## PASSAGE TO READ:

But I do remember that from nearly complete obscurity, Syrian golden hamsters became a veritable pet rage. The little critters were in every pet store, as well as in the pet sections of what were then called five-and-dime stores, which were sort of tiny Walmarts. I thought it phenomenal that a little rodent—a member of a group not particularly liked by people—could become so popular.
A dozen years later, golden hamsters still held pet appeal. I then was managing a pet distribution company in central Florida, and our hamster sales stood at about two thousand of the animals weekly. This was when hamsters of odd
colors were making their debut. We were able to offer a fair percentage of the unusual banded hamsters, which were snapped up by our customers.
I still find hamsters among the most endearing of rodents, and as they wander from place to place, cheek pouches full to overflowing with seeds and fruits, they remind me of Mr. Magoo, the myopic bumbling cartoon character who always seems to come out on top. How could one not fall for such an enchanting creature?
Dick Bartlett
Preface
(A Word for Parents)
Acquiring a hamster may be part of a purposeful act, or it may just happen.
Hamsters certainly have all the points when it comes to being cute, small, and furry, and they can be hard to resist. When you realize that their basic care isn’t all that complex or expensive, the temptation grows.
For many people, owning a hamster is part of being a parent, and part of helping a child learn responsibility. The first decision is not What kind of hamster do we want?
but rather Who is going to take on which part of this creature’s care?
Sometimes kids are just too young to regularly deal with set tasks. Once everyone agrees on which responsibilities belong where, you can proceed to the best way to acquire the new pet.
One way or another, either through your children’s friends, a neighbor, or a school project, a cage with a hamster appears on the kitchen table, rather like a conjuror’s trick. You regard the cage with faint surprise and a little bit of suspicion. Was I part of this decision?
you ask, although no one answers. Was I awake at the time?
There’s still no answer, nor do you expect one. You already know that hamsters are legendary for their prowess in reproduction, and you’re not fooled for a moment that the hamster in the cage before you has been in solitary confinement all its life, even if your child assures you it’s a male and could not possibly be pregnant. You rather expect to wake up early some morning to your kid’s delighted squeal, Fred had babies! Look!
What you may not expect is a litter size of twelve.
This book is designed to take some of the work out of hamster keeping and to make the process enjoyable. Hamsters are far more than short-tailed mice wannabes. Hamsters are actually a group of about two dozen related species, all lumped together under the term hamster,
like all dogs are lumped into the dog
group. Some types have a well-developed social environment, living cheerfully together in underground warrens they excavate themselves, and even live with other species. (A pika! C’mon in! There’s plenty of room!
) Others want absolute solitude except for brief sexual contacts.
A classic banded Syrian hamster.

## EXTRACTED INFORMATION:
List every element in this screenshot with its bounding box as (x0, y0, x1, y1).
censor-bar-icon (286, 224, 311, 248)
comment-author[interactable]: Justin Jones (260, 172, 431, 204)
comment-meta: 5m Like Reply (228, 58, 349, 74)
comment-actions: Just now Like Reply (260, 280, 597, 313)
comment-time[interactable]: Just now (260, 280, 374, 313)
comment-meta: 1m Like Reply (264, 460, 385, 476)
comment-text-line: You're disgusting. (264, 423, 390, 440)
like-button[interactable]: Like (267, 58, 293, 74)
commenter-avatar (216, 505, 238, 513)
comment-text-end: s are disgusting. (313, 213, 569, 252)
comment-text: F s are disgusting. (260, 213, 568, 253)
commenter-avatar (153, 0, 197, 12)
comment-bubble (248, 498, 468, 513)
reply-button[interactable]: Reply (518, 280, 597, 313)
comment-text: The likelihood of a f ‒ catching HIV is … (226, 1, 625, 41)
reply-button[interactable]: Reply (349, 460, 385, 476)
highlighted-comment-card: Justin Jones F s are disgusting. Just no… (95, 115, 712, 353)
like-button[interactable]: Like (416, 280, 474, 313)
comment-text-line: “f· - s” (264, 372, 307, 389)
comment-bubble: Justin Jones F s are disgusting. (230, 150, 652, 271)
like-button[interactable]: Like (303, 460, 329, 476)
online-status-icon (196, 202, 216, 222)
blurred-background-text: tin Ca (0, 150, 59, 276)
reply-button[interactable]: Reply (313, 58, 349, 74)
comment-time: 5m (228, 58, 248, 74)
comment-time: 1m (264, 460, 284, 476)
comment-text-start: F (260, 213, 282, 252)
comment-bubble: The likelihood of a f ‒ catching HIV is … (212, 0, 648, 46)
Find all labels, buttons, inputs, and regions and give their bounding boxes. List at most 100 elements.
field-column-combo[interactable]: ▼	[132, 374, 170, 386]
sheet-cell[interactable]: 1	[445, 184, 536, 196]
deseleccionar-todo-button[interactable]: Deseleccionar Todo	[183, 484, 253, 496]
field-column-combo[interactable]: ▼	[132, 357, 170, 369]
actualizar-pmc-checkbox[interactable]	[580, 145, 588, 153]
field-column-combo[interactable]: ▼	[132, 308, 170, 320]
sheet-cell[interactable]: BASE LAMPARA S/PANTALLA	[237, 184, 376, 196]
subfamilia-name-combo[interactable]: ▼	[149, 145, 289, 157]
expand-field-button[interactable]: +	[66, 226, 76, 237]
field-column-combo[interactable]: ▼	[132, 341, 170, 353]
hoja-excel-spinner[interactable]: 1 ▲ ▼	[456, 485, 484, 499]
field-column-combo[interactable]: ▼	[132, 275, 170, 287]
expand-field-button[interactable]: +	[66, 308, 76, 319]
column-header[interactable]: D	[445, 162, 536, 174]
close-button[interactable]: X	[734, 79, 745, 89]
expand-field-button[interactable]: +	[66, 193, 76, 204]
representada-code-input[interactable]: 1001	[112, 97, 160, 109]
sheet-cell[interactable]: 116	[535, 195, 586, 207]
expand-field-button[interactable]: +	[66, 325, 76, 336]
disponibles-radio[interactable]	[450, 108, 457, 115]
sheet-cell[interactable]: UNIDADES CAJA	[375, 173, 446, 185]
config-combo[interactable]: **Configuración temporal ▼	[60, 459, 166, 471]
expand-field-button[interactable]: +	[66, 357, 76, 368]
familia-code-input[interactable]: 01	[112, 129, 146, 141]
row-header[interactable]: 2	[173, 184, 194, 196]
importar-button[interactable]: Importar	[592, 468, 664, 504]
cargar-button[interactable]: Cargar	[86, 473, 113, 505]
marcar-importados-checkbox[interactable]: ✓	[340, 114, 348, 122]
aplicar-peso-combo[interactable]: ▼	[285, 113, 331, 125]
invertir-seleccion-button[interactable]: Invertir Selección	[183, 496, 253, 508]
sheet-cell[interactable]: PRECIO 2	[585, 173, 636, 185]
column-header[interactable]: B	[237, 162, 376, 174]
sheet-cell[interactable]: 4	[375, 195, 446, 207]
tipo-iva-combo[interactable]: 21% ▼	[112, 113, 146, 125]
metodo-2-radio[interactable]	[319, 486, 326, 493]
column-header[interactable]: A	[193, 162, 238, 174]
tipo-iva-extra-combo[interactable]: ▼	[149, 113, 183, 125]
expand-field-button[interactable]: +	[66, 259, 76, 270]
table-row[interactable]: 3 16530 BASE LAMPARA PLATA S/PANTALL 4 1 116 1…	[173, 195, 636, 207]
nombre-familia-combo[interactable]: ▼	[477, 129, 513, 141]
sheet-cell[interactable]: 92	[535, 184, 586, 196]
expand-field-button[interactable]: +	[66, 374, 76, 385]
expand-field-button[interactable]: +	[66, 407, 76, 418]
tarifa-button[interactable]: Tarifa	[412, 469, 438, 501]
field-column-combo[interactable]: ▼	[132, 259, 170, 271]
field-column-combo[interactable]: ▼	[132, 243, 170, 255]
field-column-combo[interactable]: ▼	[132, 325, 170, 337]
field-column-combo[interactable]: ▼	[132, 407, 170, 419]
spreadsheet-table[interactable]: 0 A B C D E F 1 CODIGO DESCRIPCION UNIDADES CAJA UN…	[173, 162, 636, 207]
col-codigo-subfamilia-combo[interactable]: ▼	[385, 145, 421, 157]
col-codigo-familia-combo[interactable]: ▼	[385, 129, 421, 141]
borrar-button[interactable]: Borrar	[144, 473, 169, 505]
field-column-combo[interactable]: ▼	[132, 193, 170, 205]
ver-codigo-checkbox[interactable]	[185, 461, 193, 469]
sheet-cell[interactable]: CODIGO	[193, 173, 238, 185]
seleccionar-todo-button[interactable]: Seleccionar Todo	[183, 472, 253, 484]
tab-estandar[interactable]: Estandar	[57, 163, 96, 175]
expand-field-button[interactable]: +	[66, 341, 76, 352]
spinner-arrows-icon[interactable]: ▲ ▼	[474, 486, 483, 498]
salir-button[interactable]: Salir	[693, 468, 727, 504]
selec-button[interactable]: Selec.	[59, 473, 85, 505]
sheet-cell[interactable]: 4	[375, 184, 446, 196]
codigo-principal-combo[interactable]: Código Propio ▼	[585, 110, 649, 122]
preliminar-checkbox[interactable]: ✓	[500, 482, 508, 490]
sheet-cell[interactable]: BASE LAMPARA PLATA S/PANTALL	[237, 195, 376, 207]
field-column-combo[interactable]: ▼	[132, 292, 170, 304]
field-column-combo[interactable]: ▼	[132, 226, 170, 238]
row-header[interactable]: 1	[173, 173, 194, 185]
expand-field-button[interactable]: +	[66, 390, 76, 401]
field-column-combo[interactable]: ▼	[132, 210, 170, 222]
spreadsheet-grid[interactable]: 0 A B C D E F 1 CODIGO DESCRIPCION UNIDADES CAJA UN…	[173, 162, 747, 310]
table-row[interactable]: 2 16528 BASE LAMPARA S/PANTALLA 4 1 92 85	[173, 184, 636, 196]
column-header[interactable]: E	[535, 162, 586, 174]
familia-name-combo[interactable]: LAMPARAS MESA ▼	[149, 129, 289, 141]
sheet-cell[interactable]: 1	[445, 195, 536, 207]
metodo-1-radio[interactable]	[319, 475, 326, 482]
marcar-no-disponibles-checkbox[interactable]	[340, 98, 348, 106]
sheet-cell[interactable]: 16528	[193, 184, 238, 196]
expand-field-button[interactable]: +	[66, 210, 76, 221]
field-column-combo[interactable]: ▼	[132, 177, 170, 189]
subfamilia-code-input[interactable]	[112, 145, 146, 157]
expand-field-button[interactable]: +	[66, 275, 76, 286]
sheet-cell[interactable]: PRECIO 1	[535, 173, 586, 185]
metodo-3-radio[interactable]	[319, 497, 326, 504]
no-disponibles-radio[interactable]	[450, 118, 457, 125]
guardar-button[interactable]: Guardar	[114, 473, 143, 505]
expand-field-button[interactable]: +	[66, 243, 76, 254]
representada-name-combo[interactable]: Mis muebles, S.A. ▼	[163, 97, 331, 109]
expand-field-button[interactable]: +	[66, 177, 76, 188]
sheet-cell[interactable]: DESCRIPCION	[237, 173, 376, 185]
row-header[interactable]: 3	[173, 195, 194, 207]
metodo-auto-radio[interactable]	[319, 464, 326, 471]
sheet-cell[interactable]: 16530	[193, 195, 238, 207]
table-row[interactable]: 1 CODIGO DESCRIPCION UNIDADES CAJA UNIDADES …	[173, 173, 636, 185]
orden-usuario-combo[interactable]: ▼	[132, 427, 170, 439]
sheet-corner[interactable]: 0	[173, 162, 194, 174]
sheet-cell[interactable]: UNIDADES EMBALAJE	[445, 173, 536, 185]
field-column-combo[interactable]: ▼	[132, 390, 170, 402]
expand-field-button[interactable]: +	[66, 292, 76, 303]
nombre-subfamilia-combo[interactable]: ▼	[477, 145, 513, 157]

## YOUR TASKS:
1 – Please list the three sources named in the hamster passage through which a cage with a hamster can turn up on the kitchen table.
2 – According to the hamster passage, how many hamsters did the pet distribution company in central Florida sell each week?

## THE RESULTS:
1 –
- Your children's friends
- A neighbor
- A school project

2 – About two thousand.